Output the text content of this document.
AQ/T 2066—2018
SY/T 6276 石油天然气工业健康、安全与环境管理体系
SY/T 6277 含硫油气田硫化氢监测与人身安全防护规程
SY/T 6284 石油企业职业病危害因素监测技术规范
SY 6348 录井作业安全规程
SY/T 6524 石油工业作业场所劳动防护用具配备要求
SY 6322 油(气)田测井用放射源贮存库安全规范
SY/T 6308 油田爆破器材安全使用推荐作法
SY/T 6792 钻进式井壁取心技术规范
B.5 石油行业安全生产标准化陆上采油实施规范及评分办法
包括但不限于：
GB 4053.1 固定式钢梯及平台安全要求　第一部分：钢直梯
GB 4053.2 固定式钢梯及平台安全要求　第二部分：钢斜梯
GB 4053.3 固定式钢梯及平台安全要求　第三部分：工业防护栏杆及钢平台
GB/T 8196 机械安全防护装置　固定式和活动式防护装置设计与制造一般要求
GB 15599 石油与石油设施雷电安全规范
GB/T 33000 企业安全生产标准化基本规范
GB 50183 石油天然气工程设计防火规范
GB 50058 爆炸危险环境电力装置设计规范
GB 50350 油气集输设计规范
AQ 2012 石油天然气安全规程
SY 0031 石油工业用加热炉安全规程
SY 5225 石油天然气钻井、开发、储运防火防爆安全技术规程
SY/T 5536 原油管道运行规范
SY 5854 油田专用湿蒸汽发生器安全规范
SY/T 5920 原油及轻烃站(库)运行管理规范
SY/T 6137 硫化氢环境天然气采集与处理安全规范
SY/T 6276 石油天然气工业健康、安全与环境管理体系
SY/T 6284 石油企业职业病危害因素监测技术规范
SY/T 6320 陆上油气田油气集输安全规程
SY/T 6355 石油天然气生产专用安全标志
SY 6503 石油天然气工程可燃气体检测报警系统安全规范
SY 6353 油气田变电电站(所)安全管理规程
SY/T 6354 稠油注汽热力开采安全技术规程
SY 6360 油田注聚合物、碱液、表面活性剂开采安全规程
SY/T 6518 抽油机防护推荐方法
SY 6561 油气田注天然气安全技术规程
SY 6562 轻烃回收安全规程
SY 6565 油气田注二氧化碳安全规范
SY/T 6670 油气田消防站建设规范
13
•••••
=== YOUR INSTRUCTIONS ===
Extract the complete data, matching each line exactly.

=== CORRECT OUTPUT ===
Output the text content of this document.
AQ/T 2066—2018
SY/T 6276 石油天然气工业健康、安全与环境管理体系
SY/T 6277 含硫油气田硫化氢监测与人身安全防护规程
SY/T 6284 石油企业职业病危害因素监测技术规范
SY 6348 录井作业安全规程
SY/T 6524 石油工业作业场所劳动防护用具配备要求
SY 6322 油(气)田测井用放射源贮存库安全规范
SY/T 6308 油田爆破器材安全使用推荐作法
SY/T 6792 钻进式井壁取心技术规范
B.5 石油行业安全生产标准化陆上采油实施规范及评分办法
包括但不限于：
GB 4053.1 固定式钢梯及平台安全要求　第一部分：钢直梯
GB 4053.2 固定式钢梯及平台安全要求　第二部分：钢斜梯
GB 4053.3 固定式钢梯及平台安全要求　第三部分：工业防护栏杆及钢平台
GB/T 8196 机械安全防护装置　固定式和活动式防护装置设计与制造一般要求
GB 15599 石油与石油设施雷电安全规范
GB/T 33000 企业安全生产标准化基本规范
GB 50183 石油天然气工程设计防火规范
GB 50058 爆炸危险环境电力装置设计规范
GB 50350 油气集输设计规范
AQ 2012 石油天然气安全规程
SY 0031 石油工业用加热炉安全规程
SY 5225 石油天然气钻井、开发、储运防火防爆安全技术规程
SY/T 5536 原油管道运行规范
SY 5854 油田专用湿蒸汽发生器安全规范
SY/T 5920 原油及轻烃站(库)运行管理规范
SY/T 6137 硫化氢环境天然气采集与处理安全规范
SY/T 6276 石油天然气工业健康、安全与环境管理体系
SY/T 6284 石油企业职业病危害因素监测技术规范
SY/T 6320 陆上油气田油气集输安全规程
SY/T 6355 石油天然气生产专用安全标志
SY 6503 石油天然气工程可燃气体检测报警系统安全规范
SY 6353 油气田变电电站(所)安全管理规程
SY/T 6354 稠油注汽热力开采安全技术规程
SY 6360 油田注聚合物、碱液、表面活性剂开采安全规程
SY/T 6518 抽油机防护推荐方法
SY 6561 油气田注天然气安全技术规程
SY 6562 轻烃回收安全规程
SY 6565 油气田注二氧化碳安全规范
SY/T 6670 油气田消防站建设规范
13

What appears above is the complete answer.